## AUFGABENSTELLUNG:
Aktualisieren Sie die Zeilen ab der Zeile mit „List each element“ bis einschließlich der Zeile mit „step2-title: 수령지 선택 (184, 193, 274, 214)“, indem Sie „interactable“ durch „clickable“ ersetzen und alles Übrige unverändert lassen.
··· BEREITGESTELLTE DATEN
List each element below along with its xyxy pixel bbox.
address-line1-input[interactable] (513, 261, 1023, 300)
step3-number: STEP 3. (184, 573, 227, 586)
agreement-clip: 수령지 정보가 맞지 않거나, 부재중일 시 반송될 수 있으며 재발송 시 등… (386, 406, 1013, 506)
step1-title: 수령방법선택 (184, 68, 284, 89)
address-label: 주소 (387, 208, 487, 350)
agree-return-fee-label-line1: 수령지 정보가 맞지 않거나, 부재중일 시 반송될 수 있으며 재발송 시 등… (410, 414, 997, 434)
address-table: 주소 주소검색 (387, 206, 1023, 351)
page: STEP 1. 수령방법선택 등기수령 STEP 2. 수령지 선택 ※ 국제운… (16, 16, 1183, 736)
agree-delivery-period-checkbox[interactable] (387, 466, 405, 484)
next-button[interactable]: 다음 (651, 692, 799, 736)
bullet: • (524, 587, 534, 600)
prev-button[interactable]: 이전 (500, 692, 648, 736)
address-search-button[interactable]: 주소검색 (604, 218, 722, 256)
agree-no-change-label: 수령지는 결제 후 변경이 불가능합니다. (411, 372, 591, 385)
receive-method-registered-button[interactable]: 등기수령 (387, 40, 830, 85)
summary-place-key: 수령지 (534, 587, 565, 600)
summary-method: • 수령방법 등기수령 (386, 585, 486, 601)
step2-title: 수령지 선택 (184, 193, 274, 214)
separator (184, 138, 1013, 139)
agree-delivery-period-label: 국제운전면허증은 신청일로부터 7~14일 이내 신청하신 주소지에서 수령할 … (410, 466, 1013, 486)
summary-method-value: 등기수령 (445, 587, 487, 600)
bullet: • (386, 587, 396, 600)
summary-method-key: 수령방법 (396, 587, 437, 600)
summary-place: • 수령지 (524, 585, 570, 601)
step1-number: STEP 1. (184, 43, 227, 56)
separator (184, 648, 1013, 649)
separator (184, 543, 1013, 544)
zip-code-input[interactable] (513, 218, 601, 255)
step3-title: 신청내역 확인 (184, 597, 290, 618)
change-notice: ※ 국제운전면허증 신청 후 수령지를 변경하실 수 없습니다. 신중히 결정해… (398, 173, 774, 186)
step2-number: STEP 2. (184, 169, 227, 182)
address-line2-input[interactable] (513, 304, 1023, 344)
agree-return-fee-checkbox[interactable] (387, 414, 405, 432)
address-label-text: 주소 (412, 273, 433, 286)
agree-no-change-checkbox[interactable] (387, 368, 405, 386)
······
··· BEREITGESTELLTE DATEN
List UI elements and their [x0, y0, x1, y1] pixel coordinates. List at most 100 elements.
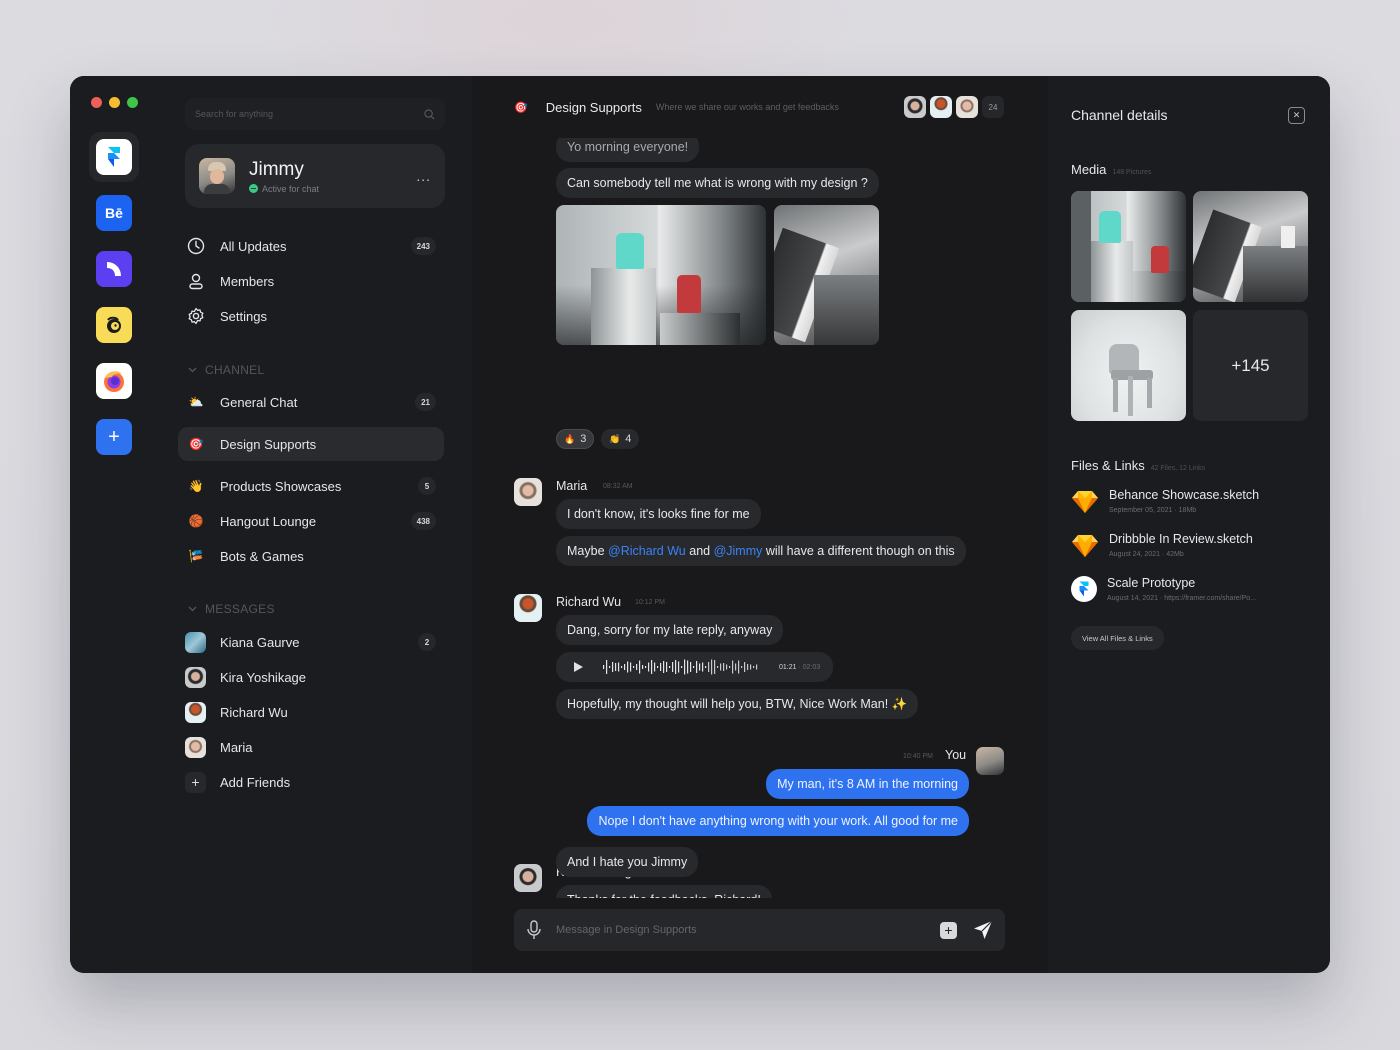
······
## ERGEBNIS DER ÜBUNG:
List each element below along with its xyxy pixel bbox.
address-line1-input[clickable] (513, 261, 1023, 300)
step3-number: STEP 3. (184, 573, 227, 586)
agreement-clip: 수령지 정보가 맞지 않거나, 부재중일 시 반송될 수 있으며 재발송 시 등… (386, 406, 1013, 506)
step1-title: 수령방법선택 (184, 68, 284, 89)
address-label: 주소 (387, 208, 487, 350)
agree-return-fee-label-line1: 수령지 정보가 맞지 않거나, 부재중일 시 반송될 수 있으며 재발송 시 등… (410, 414, 997, 434)
address-table: 주소 주소검색 (387, 206, 1023, 351)
page: STEP 1. 수령방법선택 등기수령 STEP 2. 수령지 선택 ※ 국제운… (16, 16, 1183, 736)
agree-delivery-period-checkbox[clickable] (387, 466, 405, 484)
next-button[clickable]: 다음 (651, 692, 799, 736)
bullet: • (524, 587, 534, 600)
prev-button[clickable]: 이전 (500, 692, 648, 736)
address-search-button[clickable]: 주소검색 (604, 218, 722, 256)
agree-no-change-label: 수령지는 결제 후 변경이 불가능합니다. (411, 372, 591, 385)
receive-method-registered-button[clickable]: 등기수령 (387, 40, 830, 85)
summary-place-key: 수령지 (534, 587, 565, 600)
summary-method: • 수령방법 등기수령 (386, 585, 486, 601)
step2-title: 수령지 선택 (184, 193, 274, 214)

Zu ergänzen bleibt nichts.